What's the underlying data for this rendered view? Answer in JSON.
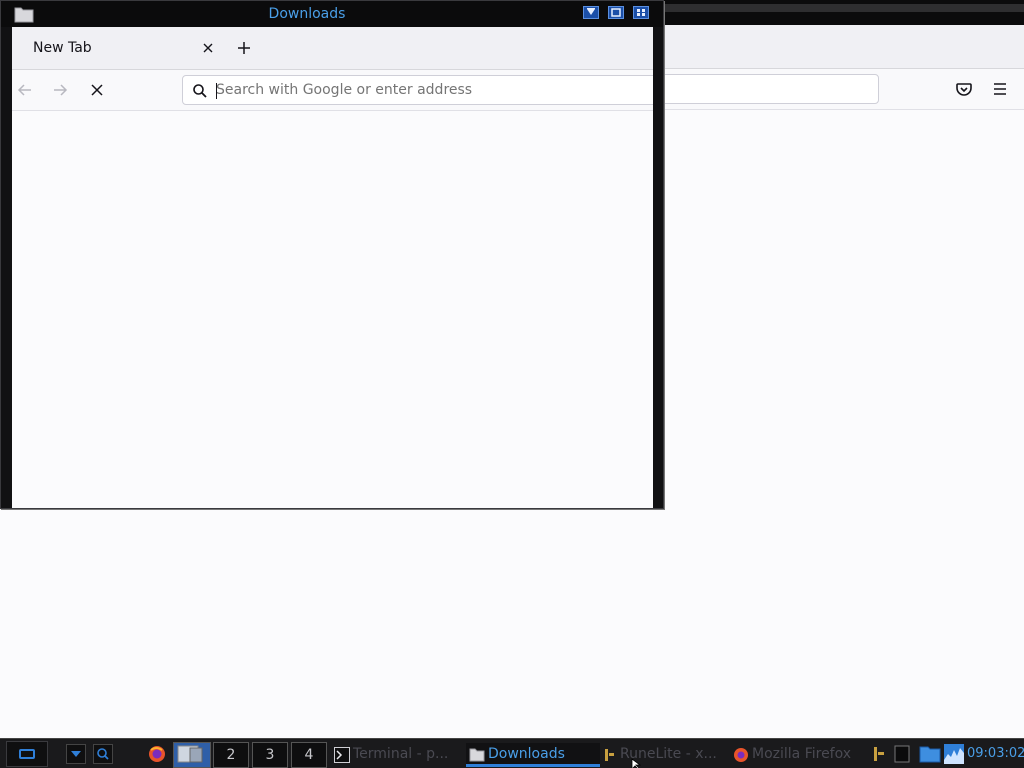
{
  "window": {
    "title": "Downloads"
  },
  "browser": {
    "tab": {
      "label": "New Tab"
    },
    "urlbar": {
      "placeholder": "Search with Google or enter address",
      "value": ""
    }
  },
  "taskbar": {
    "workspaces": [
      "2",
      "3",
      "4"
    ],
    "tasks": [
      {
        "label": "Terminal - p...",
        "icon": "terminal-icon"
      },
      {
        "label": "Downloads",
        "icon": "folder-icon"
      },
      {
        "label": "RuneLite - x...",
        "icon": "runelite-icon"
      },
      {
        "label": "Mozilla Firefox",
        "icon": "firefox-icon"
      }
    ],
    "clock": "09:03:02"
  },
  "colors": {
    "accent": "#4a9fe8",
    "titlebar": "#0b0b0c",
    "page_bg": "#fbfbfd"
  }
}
########################################
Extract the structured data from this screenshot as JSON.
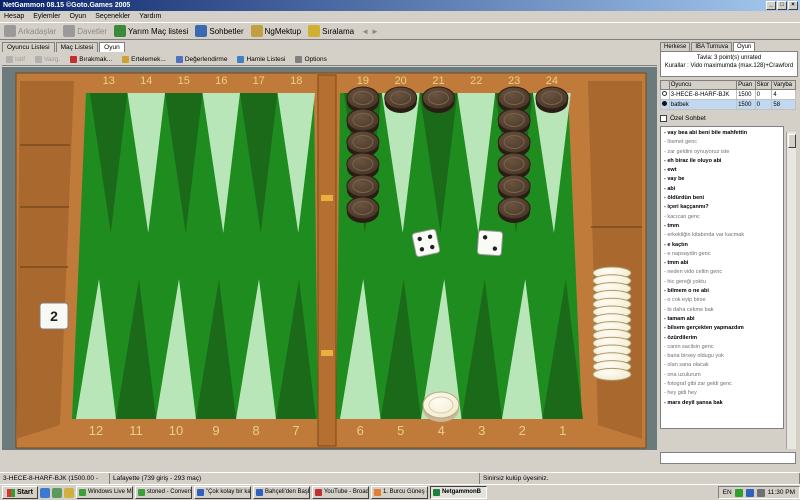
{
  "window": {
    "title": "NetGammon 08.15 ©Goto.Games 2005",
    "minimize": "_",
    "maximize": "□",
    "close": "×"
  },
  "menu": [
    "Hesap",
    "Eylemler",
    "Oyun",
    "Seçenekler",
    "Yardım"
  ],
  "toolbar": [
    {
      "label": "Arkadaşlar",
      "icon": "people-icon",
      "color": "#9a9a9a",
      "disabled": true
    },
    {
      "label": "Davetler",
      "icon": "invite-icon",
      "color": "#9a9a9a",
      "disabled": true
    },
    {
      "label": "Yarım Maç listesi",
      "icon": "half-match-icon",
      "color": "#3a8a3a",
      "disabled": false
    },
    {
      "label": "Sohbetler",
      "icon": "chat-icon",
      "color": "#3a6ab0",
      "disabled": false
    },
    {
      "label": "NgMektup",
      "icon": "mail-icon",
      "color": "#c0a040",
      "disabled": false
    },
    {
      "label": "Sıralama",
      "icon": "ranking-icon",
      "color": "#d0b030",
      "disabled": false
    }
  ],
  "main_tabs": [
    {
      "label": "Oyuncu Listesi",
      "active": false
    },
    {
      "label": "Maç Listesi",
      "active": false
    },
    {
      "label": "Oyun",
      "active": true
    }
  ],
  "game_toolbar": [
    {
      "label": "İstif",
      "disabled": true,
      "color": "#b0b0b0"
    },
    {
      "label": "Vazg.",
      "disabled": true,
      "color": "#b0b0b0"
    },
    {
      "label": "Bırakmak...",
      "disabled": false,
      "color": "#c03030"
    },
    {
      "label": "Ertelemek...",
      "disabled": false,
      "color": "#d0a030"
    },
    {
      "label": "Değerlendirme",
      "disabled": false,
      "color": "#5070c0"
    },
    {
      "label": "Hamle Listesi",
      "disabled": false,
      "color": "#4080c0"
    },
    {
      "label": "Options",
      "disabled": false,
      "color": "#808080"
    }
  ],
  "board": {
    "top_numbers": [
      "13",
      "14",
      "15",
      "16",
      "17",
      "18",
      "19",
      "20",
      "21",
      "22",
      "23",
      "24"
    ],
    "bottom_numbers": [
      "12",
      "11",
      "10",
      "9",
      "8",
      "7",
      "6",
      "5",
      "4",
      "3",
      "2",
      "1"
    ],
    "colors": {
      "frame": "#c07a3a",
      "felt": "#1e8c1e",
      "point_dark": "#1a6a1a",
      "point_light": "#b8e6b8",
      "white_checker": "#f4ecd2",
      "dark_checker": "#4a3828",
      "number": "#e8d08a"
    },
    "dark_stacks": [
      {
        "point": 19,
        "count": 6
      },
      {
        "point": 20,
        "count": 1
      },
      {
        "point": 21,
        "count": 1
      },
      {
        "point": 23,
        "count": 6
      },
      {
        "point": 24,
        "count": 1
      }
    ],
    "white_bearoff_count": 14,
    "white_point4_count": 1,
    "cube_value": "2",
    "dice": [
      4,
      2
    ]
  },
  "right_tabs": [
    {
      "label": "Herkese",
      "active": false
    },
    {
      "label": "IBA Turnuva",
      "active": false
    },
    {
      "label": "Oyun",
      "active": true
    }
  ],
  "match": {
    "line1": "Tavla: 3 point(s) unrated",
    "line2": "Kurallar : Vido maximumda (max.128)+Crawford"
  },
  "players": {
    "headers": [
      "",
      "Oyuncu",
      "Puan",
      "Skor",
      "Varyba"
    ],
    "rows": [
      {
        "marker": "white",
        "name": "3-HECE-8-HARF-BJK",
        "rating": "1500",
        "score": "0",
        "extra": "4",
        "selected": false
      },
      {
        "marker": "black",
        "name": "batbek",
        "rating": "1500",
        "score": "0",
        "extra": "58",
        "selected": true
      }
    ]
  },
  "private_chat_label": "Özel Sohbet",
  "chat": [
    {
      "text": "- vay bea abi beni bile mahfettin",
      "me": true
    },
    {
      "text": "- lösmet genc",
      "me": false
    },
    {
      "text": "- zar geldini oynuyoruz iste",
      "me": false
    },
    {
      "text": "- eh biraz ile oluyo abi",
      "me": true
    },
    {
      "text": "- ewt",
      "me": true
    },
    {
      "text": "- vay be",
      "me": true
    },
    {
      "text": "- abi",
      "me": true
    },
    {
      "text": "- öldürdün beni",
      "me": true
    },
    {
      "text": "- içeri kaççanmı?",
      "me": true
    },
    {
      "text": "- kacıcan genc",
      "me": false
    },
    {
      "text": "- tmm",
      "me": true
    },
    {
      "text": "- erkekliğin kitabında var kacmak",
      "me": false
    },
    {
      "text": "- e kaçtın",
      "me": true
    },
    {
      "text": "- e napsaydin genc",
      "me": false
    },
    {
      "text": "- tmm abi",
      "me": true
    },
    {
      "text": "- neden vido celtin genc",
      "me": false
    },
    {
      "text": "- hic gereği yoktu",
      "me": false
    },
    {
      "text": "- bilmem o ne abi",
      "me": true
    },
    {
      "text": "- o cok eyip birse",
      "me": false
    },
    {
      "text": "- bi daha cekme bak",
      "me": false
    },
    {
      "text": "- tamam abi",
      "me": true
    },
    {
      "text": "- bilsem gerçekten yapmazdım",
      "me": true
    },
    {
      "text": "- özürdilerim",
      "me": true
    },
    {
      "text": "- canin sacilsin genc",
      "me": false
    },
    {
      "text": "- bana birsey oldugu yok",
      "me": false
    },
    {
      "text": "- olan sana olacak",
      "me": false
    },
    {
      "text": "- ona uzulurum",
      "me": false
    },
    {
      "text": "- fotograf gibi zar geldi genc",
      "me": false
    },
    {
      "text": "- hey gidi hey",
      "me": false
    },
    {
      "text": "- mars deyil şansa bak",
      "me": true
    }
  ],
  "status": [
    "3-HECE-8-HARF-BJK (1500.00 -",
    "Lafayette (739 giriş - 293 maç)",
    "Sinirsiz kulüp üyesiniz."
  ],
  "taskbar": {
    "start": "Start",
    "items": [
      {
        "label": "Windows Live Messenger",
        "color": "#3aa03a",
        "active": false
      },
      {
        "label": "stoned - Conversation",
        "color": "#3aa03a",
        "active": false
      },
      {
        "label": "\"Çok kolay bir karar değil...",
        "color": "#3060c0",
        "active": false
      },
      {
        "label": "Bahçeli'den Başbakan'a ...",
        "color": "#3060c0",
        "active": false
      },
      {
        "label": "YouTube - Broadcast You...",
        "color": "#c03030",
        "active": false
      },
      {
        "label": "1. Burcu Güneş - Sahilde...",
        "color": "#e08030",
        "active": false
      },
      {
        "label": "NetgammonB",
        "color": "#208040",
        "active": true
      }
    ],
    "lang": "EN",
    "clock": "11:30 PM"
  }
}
########################################
▸ Stated problem:
State the count of lines in the data holding the word "beni", adding nothing to it.

▸ Finished answer:
2